'''

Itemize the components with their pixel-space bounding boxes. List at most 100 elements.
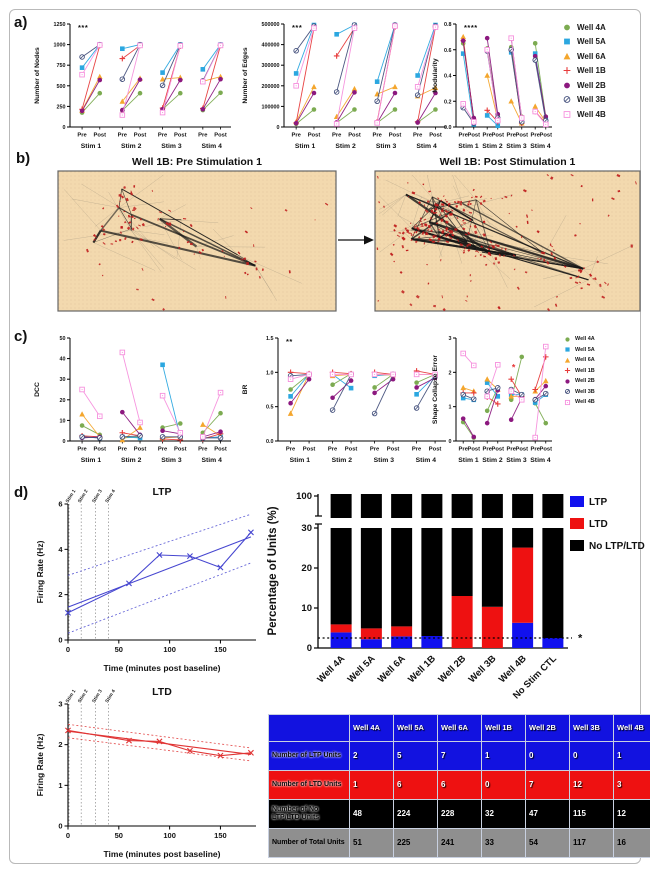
legend-item: Well 2B: [562, 376, 595, 387]
svg-text:Shape Collapse Error: Shape Collapse Error: [432, 355, 439, 424]
svg-text:Stim 1: Stim 1: [65, 688, 78, 704]
svg-text:Stim 4: Stim 4: [416, 457, 437, 464]
svg-text:Post: Post: [515, 447, 528, 453]
legend-item: Well 1B: [562, 366, 595, 377]
svg-text:Pre: Pre: [198, 447, 208, 453]
triangle-marker-icon: [563, 52, 571, 60]
legend-item: Well 3B: [562, 387, 595, 398]
table-cell: 5: [393, 741, 438, 771]
circle-marker-icon: [564, 24, 570, 31]
table-row: Number of No LTP/LTD Units 48 224 228 32 47 11…: [268, 799, 650, 829]
svg-text:0: 0: [58, 636, 62, 645]
legend-label: Well 5A: [575, 346, 595, 353]
svg-text:Pre: Pre: [531, 447, 541, 453]
svg-text:30: 30: [60, 377, 66, 383]
table-column-header: Well 6A: [437, 714, 482, 742]
svg-text:Pre: Pre: [507, 133, 517, 139]
svg-text:***: ***: [78, 23, 88, 32]
table-cell: 224: [393, 799, 438, 829]
legend-item: Well 1B: [560, 64, 606, 79]
svg-text:Post: Post: [134, 447, 147, 453]
svg-text:Pre: Pre: [118, 447, 128, 453]
unit-count-table: Well 4A Well 5A Well 6A Well 1B Well 2B Well …: [268, 714, 650, 858]
table-cell: 6: [437, 770, 482, 800]
table-column-header: Well 1B: [481, 714, 526, 742]
circle-slash-marker-icon: [564, 389, 571, 395]
table-cell: 2: [349, 741, 394, 771]
svg-text:Pre: Pre: [291, 133, 301, 139]
svg-text:2: 2: [449, 370, 452, 376]
table-cell: 47: [525, 799, 570, 829]
svg-text:Firing Rate (Hz): Firing Rate (Hz): [35, 540, 45, 603]
svg-text:3: 3: [58, 700, 62, 709]
well-legend-small: Well 4A Well 5A Well 6A Well 1B Well 2B Well …: [562, 334, 595, 408]
circle-marker-icon: [565, 379, 570, 384]
svg-text:1: 1: [449, 405, 452, 411]
table-cell: 228: [437, 799, 482, 829]
svg-text:Post: Post: [539, 133, 552, 139]
legend-label: Well 1B: [575, 367, 595, 374]
plus-marker-icon: [564, 368, 571, 374]
triangle-marker-icon: [564, 357, 571, 363]
svg-text:LTP: LTP: [152, 486, 171, 498]
svg-text:0: 0: [307, 643, 312, 654]
svg-text:Post: Post: [348, 133, 361, 139]
svg-text:DCC: DCC: [34, 382, 41, 397]
table-column-header: Well 4B: [613, 714, 650, 742]
well-legend: Well 4A Well 5A Well 6A Well 1B Well 2B Well …: [560, 20, 606, 122]
svg-text:Post: Post: [539, 447, 552, 453]
table-column-header: Well 3B: [569, 714, 614, 742]
svg-text:Well 2B: Well 2B: [436, 653, 468, 685]
legend-label: Well 2B: [577, 80, 606, 90]
svg-text:Time (minutes post baseline): Time (minutes post baseline): [104, 663, 221, 673]
svg-text:100: 100: [296, 491, 312, 502]
svg-text:Stim 2: Stim 2: [482, 143, 503, 150]
svg-text:Firing Rate (Hz): Firing Rate (Hz): [35, 733, 45, 796]
svg-text:0.0: 0.0: [266, 439, 274, 445]
svg-text:Post: Post: [134, 133, 147, 139]
svg-text:3: 3: [449, 336, 452, 342]
svg-text:***: ***: [292, 23, 302, 32]
svg-text:Post: Post: [214, 133, 227, 139]
legend-item: Well 4A: [560, 20, 606, 35]
svg-text:Post: Post: [467, 447, 480, 453]
table-cell: 48: [349, 799, 394, 829]
svg-text:Pre: Pre: [158, 447, 168, 453]
svg-text:1000: 1000: [54, 43, 66, 49]
legend-item: Well 5A: [560, 35, 606, 50]
svg-text:Stim 4: Stim 4: [104, 488, 117, 504]
arrow-right-icon: [338, 235, 374, 245]
svg-text:Stim 2: Stim 2: [332, 457, 353, 464]
legend-label: Well 6A: [577, 51, 606, 61]
svg-text:Post: Post: [515, 133, 528, 139]
legend-label: Well 5A: [577, 37, 606, 47]
svg-text:400000: 400000: [262, 43, 280, 49]
svg-text:Well 1B: Well 1B: [406, 653, 438, 685]
table-cell: 6: [393, 770, 438, 800]
svg-text:Pre: Pre: [413, 133, 423, 139]
svg-text:LTP: LTP: [589, 497, 607, 508]
legend-label: Well 4B: [577, 109, 606, 119]
svg-text:Stim 4: Stim 4: [201, 457, 222, 464]
table-cell: 1: [613, 741, 650, 771]
svg-text:Stim 2: Stim 2: [121, 457, 142, 464]
legend-item: Well 4A: [562, 334, 595, 345]
svg-text:Post: Post: [491, 133, 504, 139]
svg-text:Post: Post: [387, 447, 400, 453]
br-plot: 0.0 0.5 1.0 1.5 BR Pre Post Stim 1 Pre Post Stim 2…: [242, 336, 446, 464]
svg-text:Stim 4: Stim 4: [201, 143, 222, 150]
svg-text:0: 0: [66, 831, 70, 840]
svg-text:Percentage of Units (%): Percentage of Units (%): [267, 506, 279, 635]
table-row: Number of LTD Units166071230: [268, 770, 650, 800]
table-cell: 115: [569, 799, 614, 829]
svg-text:Modularity: Modularity: [432, 58, 439, 93]
svg-text:LTD: LTD: [589, 519, 608, 530]
table-cell: 1: [481, 741, 526, 771]
svg-text:0.4: 0.4: [444, 74, 452, 80]
svg-text:*: *: [512, 363, 516, 373]
table-column-header: Well 5A: [393, 714, 438, 742]
legend-label: Well 4B: [575, 399, 595, 406]
svg-text:Number of Edges: Number of Edges: [242, 47, 249, 103]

'''

▸ Do this
Convert the material above into a numbered list with no blank lines, and leave the pictures out.

▸ Problem solution
1. Itemize the components with their pixel-space bounding boxes. List at most 100 elements.
2. legend-item: Well 2B: [562, 376, 595, 387]
3. svg-text:Shape Collapse Error: Shape Collapse Error: [432, 355, 439, 424]
4. svg-text:Stim 1: Stim 1: [65, 688, 78, 704]
5. svg-text:Stim 4: Stim 4: [416, 457, 437, 464]
6. svg-text:Post: Post: [515, 447, 528, 453]
7. legend-item: Well 1B: [562, 366, 595, 377]
8. svg-text:Pre: Pre: [198, 447, 208, 453]
9. triangle-marker-icon: [563, 52, 571, 60]
10. legend-item: Well 3B: [562, 387, 595, 398]
11. table-cell: 5: [393, 741, 438, 771]
12. circle-marker-icon: [564, 24, 570, 31]
13. table-row: Number of No LTP/LTD Units 48 224 228 32 47 11…: [268, 799, 650, 829]
14. svg-text:0: 0: [58, 636, 62, 645]
15. legend-label: Well 5A: [575, 346, 595, 353]
16. svg-text:Pre: Pre: [531, 447, 541, 453]
17. svg-text:30: 30: [60, 377, 66, 383]
18. table-column-header: Well 6A: [437, 714, 482, 742]
19. svg-text:Pre: Pre: [507, 133, 517, 139]
20. svg-text:***: ***: [78, 23, 88, 32]
21. table-cell: 224: [393, 799, 438, 829]
22. legend-item: Well 1B: [560, 64, 606, 79]
23. svg-text:Post: Post: [134, 447, 147, 453]
24. svg-text:Pre: Pre: [118, 447, 128, 453]
25. unit-count-table: Well 4A Well 5A Well 6A Well 1B Well 2B Well …: [268, 714, 650, 858]
26. table-cell: 6: [437, 770, 482, 800]
27. table-column-header: Well 1B: [481, 714, 526, 742]
28. circle-slash-marker-icon: [564, 389, 571, 395]
29. table-cell: 2: [349, 741, 394, 771]
30. svg-text:Pre: Pre: [291, 133, 301, 139]
31. svg-text:2: 2: [449, 370, 452, 376]
32. table-cell: 47: [525, 799, 570, 829]
33. svg-text:Firing Rate (Hz): Firing Rate (Hz): [35, 540, 45, 603]
34. svg-text:3: 3: [58, 700, 62, 709]
35. well-legend-small: Well 4A Well 5A Well 6A Well 1B Well 2B Well …: [562, 334, 595, 408]
36. circle-marker-icon: [565, 379, 570, 384]
37. svg-text:1: 1: [449, 405, 452, 411]
38. table-cell: 228: [437, 799, 482, 829]
39. svg-text:Post: Post: [539, 133, 552, 139]
40. legend-label: Well 1B: [575, 367, 595, 374]
41. plus-marker-icon: [564, 368, 571, 374]
42. triangle-marker-icon: [564, 357, 571, 363]
43. svg-text:LTP: LTP: [152, 486, 171, 498]
44. svg-text:0: 0: [307, 643, 312, 654]
45. svg-text:Post: Post: [348, 133, 361, 139]
46. svg-text:DCC: DCC: [34, 382, 41, 397]
47. table-column-header: Well 4B: [613, 714, 650, 742]
48. well-legend: Well 4A Well 5A Well 6A Well 1B Well 2B Well …: [560, 20, 606, 122]
49. svg-text:Post: Post: [539, 447, 552, 453]
50. table-column-header: Well 3B: [569, 714, 614, 742]
51. svg-text:Well 2B: Well 2B: [436, 653, 468, 685]
52. legend-label: Well 2B: [577, 80, 606, 90]
53. svg-text:Time (minutes post baseline): Time (minutes post baseline): [104, 663, 221, 673]
54. svg-text:100: 100: [296, 491, 312, 502]
55. svg-text:Stim 2: Stim 2: [482, 143, 503, 150]
56. svg-text:Firing Rate (Hz): Firing Rate (Hz): [35, 733, 45, 796]
57. svg-text:0.0: 0.0: [266, 439, 274, 445]
58. svg-text:Post: Post: [134, 133, 147, 139]
59. svg-text:3: 3: [449, 336, 452, 342]
60. svg-text:***: ***: [292, 23, 302, 32]
61. svg-text:Post: Post: [214, 133, 227, 139]
62. legend-item: Well 4A: [560, 20, 606, 35]
63. svg-text:Post: Post: [467, 447, 480, 453]
64. table-cell: 48: [349, 799, 394, 829]
65. svg-text:Pre: Pre: [158, 447, 168, 453]
66. svg-text:1000: 1000: [54, 43, 66, 49]
67. legend-item: Well 5A: [560, 35, 606, 50]
68. svg-text:Stim 4: Stim 4: [104, 488, 117, 504]
69. arrow-right-icon: [338, 235, 374, 245]
70. svg-text:Stim 2: Stim 2: [332, 457, 353, 464]
71. legend-label: Well 6A: [577, 51, 606, 61]
72. svg-text:Post: Post: [515, 133, 528, 139]
73. legend-label: Well 5A: [577, 37, 606, 47]
74. svg-text:400000: 400000: [262, 43, 280, 49]
75. svg-text:Well 1B: Well 1B: [406, 653, 438, 685]
76. table-cell: 6: [393, 770, 438, 800]
77. svg-text:Pre: Pre: [413, 133, 423, 139]
78. svg-text:LTP: LTP: [589, 497, 607, 508]
79. legend-label: Well 4B: [577, 109, 606, 119]
80. svg-text:Stim 4: Stim 4: [201, 457, 222, 464]
81. table-cell: 1: [613, 741, 650, 771]
82. svg-text:Stim 2: Stim 2: [121, 457, 142, 464]
83. legend-item: Well 4A: [562, 334, 595, 345]
84. svg-text:Post: Post: [491, 133, 504, 139]
85. svg-text:Post: Post: [387, 447, 400, 453]
86. br-plot: 0.0 0.5 1.0 1.5 BR Pre Post Stim 1 Pre Post Stim 2…: [242, 336, 446, 464]
87. svg-text:Stim 4: Stim 4: [201, 143, 222, 150]
88. svg-text:0: 0: [66, 831, 70, 840]
89. svg-text:Percentage of Units (%): Percentage of Units (%): [267, 506, 279, 635]
90. table-row: Number of LTD Units166071230: [268, 770, 650, 800]
91. table-cell: 115: [569, 799, 614, 829]
92. svg-text:Modularity: Modularity: [432, 58, 439, 93]
93. svg-text:LTD: LTD: [589, 519, 608, 530]
94. table-cell: 1: [481, 741, 526, 771]
95. svg-text:0.4: 0.4: [444, 74, 452, 80]
96. svg-text:*: *: [512, 363, 516, 373]
97. table-column-header: Well 5A: [393, 714, 438, 742]
98. legend-label: Well 4B: [575, 399, 595, 406]
99. svg-text:Number of Edges: Number of Edges: [242, 47, 249, 103]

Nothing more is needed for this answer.